**Available data:**
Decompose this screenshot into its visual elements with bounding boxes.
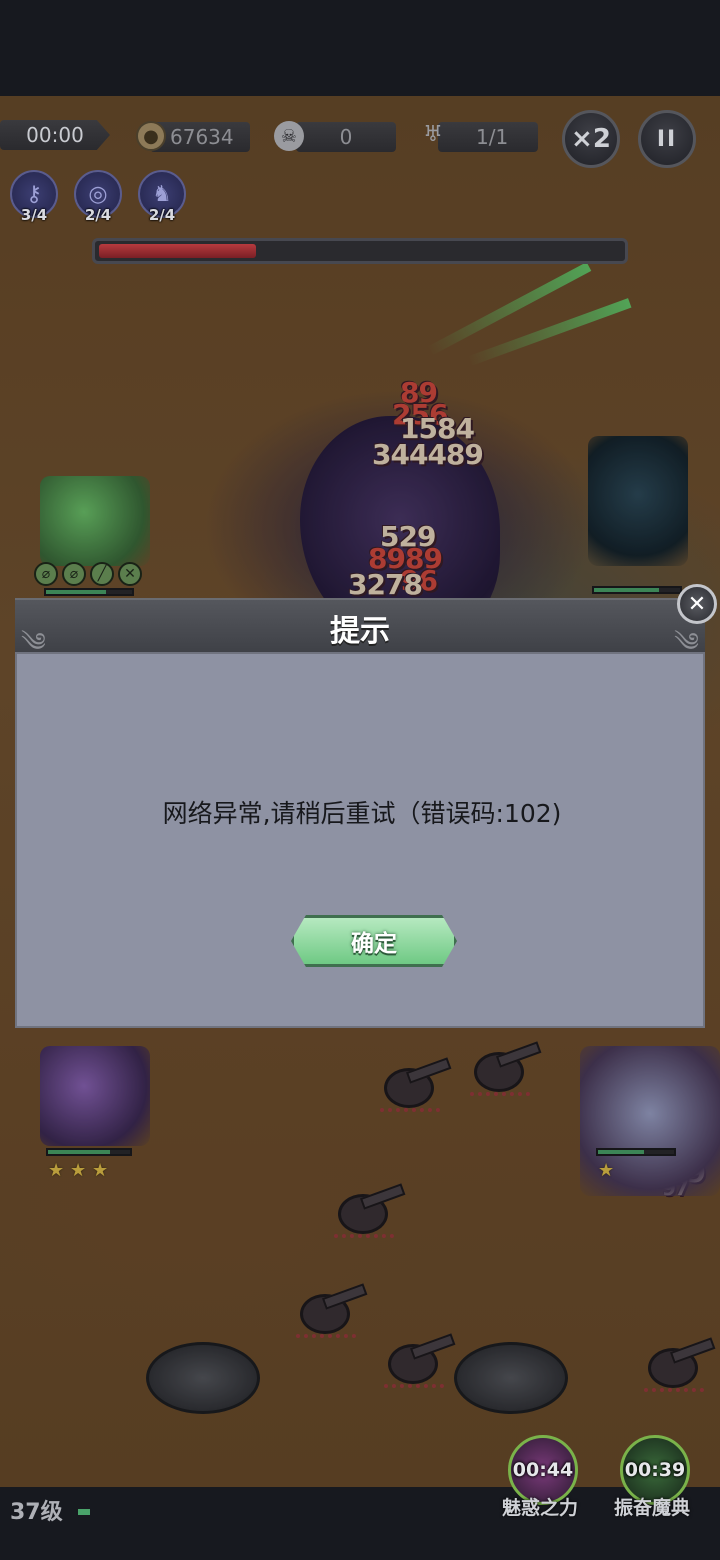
battle-timer: 00:00 [0, 120, 110, 150]
pause-button[interactable]: II [638, 110, 696, 168]
player-level: 37级 [10, 1500, 63, 1525]
slot-count: 3/4 [20, 206, 48, 224]
level-progress-bar [78, 1509, 90, 1515]
skill-tome-name: 振奋魔典 [614, 1497, 691, 1519]
boss-hp-fill [99, 244, 256, 258]
status-bar-area [0, 0, 720, 96]
slot-count: 2/4 [148, 206, 176, 224]
alert-dialog: ༄ 提示 ༄ 网络异常,请稍后重试（错误码:102) 确定 [15, 598, 705, 1028]
close-icon[interactable]: ✕ [677, 584, 717, 624]
skill-charm-name: 魅惑之力 [502, 1497, 579, 1519]
kill-counter: 0 [296, 122, 396, 152]
wave-counter: 1/1 [438, 122, 538, 152]
speed-x2-button[interactable]: ×2 [562, 110, 620, 168]
dialog-body: 网络异常,请稍后重试（错误码:102) [15, 652, 705, 1028]
bottom-bar [0, 1487, 720, 1560]
dialog-title: 提示 [330, 614, 390, 649]
slot-count: 2/4 [84, 206, 112, 224]
demon-head-icon: ♅ [423, 121, 443, 147]
coin-value: 67634 [170, 125, 234, 149]
skull-icon: ☠ [274, 121, 304, 151]
dialog-header: ༄ 提示 ༄ [15, 598, 705, 658]
coin-icon: ● [136, 121, 166, 151]
boss-hp-bar [92, 238, 628, 264]
confirm-button[interactable]: 确定 [291, 915, 457, 967]
error-message: 网络异常,请稍后重试（错误码:102) [162, 799, 562, 828]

**Stated problem:** Rewrite the rows above, changing every "dialog" to "modal" and keeping everything else the same. Leave out the pictures.

**Worked answer:**
Decompose this screenshot into its visual elements with bounding boxes.
battle-timer: 00:00 [0, 120, 110, 150]
pause-button[interactable]: II [638, 110, 696, 168]
player-level: 37级 [10, 1500, 63, 1525]
slot-count: 3/4 [20, 206, 48, 224]
level-progress-bar [78, 1509, 90, 1515]
skill-tome-name: 振奋魔典 [614, 1497, 691, 1519]
boss-hp-fill [99, 244, 256, 258]
status-bar-area [0, 0, 720, 96]
slot-count: 2/4 [148, 206, 176, 224]
alert-modal: ༄ 提示 ༄ 网络异常,请稍后重试（错误码:102) 确定 [15, 598, 705, 1028]
close-icon[interactable]: ✕ [677, 584, 717, 624]
skill-charm-name: 魅惑之力 [502, 1497, 579, 1519]
kill-counter: 0 [296, 122, 396, 152]
wave-counter: 1/1 [438, 122, 538, 152]
speed-x2-button[interactable]: ×2 [562, 110, 620, 168]
modal-body: 网络异常,请稍后重试（错误码:102) [15, 652, 705, 1028]
bottom-bar [0, 1487, 720, 1560]
modal-title: 提示 [330, 614, 390, 649]
slot-count: 2/4 [84, 206, 112, 224]
demon-head-icon: ♅ [423, 121, 443, 147]
coin-value: 67634 [170, 125, 234, 149]
skull-icon: ☠ [274, 121, 304, 151]
modal-header: ༄ 提示 ༄ [15, 598, 705, 658]
coin-icon: ● [136, 121, 166, 151]
boss-hp-bar [92, 238, 628, 264]
confirm-button[interactable]: 确定 [291, 915, 457, 967]
error-message: 网络异常,请稍后重试（错误码:102) [162, 799, 562, 828]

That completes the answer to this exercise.